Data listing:
..........
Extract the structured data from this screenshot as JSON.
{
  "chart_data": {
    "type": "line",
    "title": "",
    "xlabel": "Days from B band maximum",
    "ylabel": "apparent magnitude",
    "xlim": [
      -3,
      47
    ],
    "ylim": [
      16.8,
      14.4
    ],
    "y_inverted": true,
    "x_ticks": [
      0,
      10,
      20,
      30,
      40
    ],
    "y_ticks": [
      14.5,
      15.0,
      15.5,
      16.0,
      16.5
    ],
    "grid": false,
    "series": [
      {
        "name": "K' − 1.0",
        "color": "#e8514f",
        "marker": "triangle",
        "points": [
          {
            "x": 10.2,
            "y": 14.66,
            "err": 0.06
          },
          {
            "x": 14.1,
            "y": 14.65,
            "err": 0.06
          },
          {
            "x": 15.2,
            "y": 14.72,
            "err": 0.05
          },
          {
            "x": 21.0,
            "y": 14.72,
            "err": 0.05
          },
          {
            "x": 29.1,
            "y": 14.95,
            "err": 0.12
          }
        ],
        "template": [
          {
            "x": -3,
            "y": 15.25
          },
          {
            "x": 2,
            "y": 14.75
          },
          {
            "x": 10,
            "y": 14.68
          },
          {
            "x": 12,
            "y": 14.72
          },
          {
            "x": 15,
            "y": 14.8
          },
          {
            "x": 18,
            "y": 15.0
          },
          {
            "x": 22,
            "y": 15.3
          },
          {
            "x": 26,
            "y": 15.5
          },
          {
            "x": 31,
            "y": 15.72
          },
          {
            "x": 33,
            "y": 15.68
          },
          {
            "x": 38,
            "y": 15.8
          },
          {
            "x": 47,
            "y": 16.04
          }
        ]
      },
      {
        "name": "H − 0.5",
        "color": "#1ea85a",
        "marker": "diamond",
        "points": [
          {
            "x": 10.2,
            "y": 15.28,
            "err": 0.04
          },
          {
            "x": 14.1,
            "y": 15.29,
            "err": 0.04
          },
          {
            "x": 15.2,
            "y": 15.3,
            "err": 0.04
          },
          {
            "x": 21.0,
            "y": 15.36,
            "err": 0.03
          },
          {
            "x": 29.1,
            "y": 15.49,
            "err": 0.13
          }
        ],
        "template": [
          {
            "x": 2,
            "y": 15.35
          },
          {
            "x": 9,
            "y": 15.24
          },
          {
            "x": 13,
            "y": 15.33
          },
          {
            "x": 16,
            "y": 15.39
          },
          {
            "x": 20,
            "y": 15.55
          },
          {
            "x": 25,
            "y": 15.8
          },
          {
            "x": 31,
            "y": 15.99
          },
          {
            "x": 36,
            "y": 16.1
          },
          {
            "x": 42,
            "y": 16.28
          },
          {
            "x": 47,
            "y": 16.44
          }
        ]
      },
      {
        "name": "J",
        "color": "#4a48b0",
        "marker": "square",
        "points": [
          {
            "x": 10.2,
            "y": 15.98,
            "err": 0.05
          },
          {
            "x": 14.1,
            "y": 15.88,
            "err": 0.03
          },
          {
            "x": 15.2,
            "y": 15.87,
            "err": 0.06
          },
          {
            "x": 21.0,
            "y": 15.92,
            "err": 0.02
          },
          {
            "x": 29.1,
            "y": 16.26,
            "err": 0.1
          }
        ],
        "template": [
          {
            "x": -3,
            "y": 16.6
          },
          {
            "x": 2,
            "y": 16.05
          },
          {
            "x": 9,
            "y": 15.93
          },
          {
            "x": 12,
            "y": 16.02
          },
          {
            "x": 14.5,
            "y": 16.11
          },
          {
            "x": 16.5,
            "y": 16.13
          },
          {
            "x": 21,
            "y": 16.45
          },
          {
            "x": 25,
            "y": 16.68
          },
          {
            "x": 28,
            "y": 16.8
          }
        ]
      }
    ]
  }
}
..........
* The request *
Restate the data above word for word, please.

* Worked solution *
Extract the structured data from this screenshot as JSON.
{
  "chart_data": {
    "type": "line",
    "title": "",
    "xlabel": "Days from B band maximum",
    "ylabel": "apparent magnitude",
    "xlim": [
      -3,
      47
    ],
    "ylim": [
      16.8,
      14.4
    ],
    "y_inverted": true,
    "x_ticks": [
      0,
      10,
      20,
      30,
      40
    ],
    "y_ticks": [
      14.5,
      15.0,
      15.5,
      16.0,
      16.5
    ],
    "grid": false,
    "series": [
      {
        "name": "K' − 1.0",
        "color": "#e8514f",
        "marker": "triangle",
        "points": [
          {
            "x": 10.2,
            "y": 14.66,
            "err": 0.06
          },
          {
            "x": 14.1,
            "y": 14.65,
            "err": 0.06
          },
          {
            "x": 15.2,
            "y": 14.72,
            "err": 0.05
          },
          {
            "x": 21.0,
            "y": 14.72,
            "err": 0.05
          },
          {
            "x": 29.1,
            "y": 14.95,
            "err": 0.12
          }
        ],
        "template": [
          {
            "x": -3,
            "y": 15.25
          },
          {
            "x": 2,
            "y": 14.75
          },
          {
            "x": 10,
            "y": 14.68
          },
          {
            "x": 12,
            "y": 14.72
          },
          {
            "x": 15,
            "y": 14.8
          },
          {
            "x": 18,
            "y": 15.0
          },
          {
            "x": 22,
            "y": 15.3
          },
          {
            "x": 26,
            "y": 15.5
          },
          {
            "x": 31,
            "y": 15.72
          },
          {
            "x": 33,
            "y": 15.68
          },
          {
            "x": 38,
            "y": 15.8
          },
          {
            "x": 47,
            "y": 16.04
          }
        ]
      },
      {
        "name": "H − 0.5",
        "color": "#1ea85a",
        "marker": "diamond",
        "points": [
          {
            "x": 10.2,
            "y": 15.28,
            "err": 0.04
          },
          {
            "x": 14.1,
            "y": 15.29,
            "err": 0.04
          },
          {
            "x": 15.2,
            "y": 15.3,
            "err": 0.04
          },
          {
            "x": 21.0,
            "y": 15.36,
            "err": 0.03
          },
          {
            "x": 29.1,
            "y": 15.49,
            "err": 0.13
          }
        ],
        "template": [
          {
            "x": 2,
            "y": 15.35
          },
          {
            "x": 9,
            "y": 15.24
          },
          {
            "x": 13,
            "y": 15.33
          },
          {
            "x": 16,
            "y": 15.39
          },
          {
            "x": 20,
            "y": 15.55
          },
          {
            "x": 25,
            "y": 15.8
          },
          {
            "x": 31,
            "y": 15.99
          },
          {
            "x": 36,
            "y": 16.1
          },
          {
            "x": 42,
            "y": 16.28
          },
          {
            "x": 47,
            "y": 16.44
          }
        ]
      },
      {
        "name": "J",
        "color": "#4a48b0",
        "marker": "square",
        "points": [
          {
            "x": 10.2,
            "y": 15.98,
            "err": 0.05
          },
          {
            "x": 14.1,
            "y": 15.88,
            "err": 0.03
          },
          {
            "x": 15.2,
            "y": 15.87,
            "err": 0.06
          },
          {
            "x": 21.0,
            "y": 15.92,
            "err": 0.02
          },
          {
            "x": 29.1,
            "y": 16.26,
            "err": 0.1
          }
        ],
        "template": [
          {
            "x": -3,
            "y": 16.6
          },
          {
            "x": 2,
            "y": 16.05
          },
          {
            "x": 9,
            "y": 15.93
          },
          {
            "x": 12,
            "y": 16.02
          },
          {
            "x": 14.5,
            "y": 16.11
          },
          {
            "x": 16.5,
            "y": 16.13
          },
          {
            "x": 21,
            "y": 16.45
          },
          {
            "x": 25,
            "y": 16.68
          },
          {
            "x": 28,
            "y": 16.8
          }
        ]
      }
    ]
  }
}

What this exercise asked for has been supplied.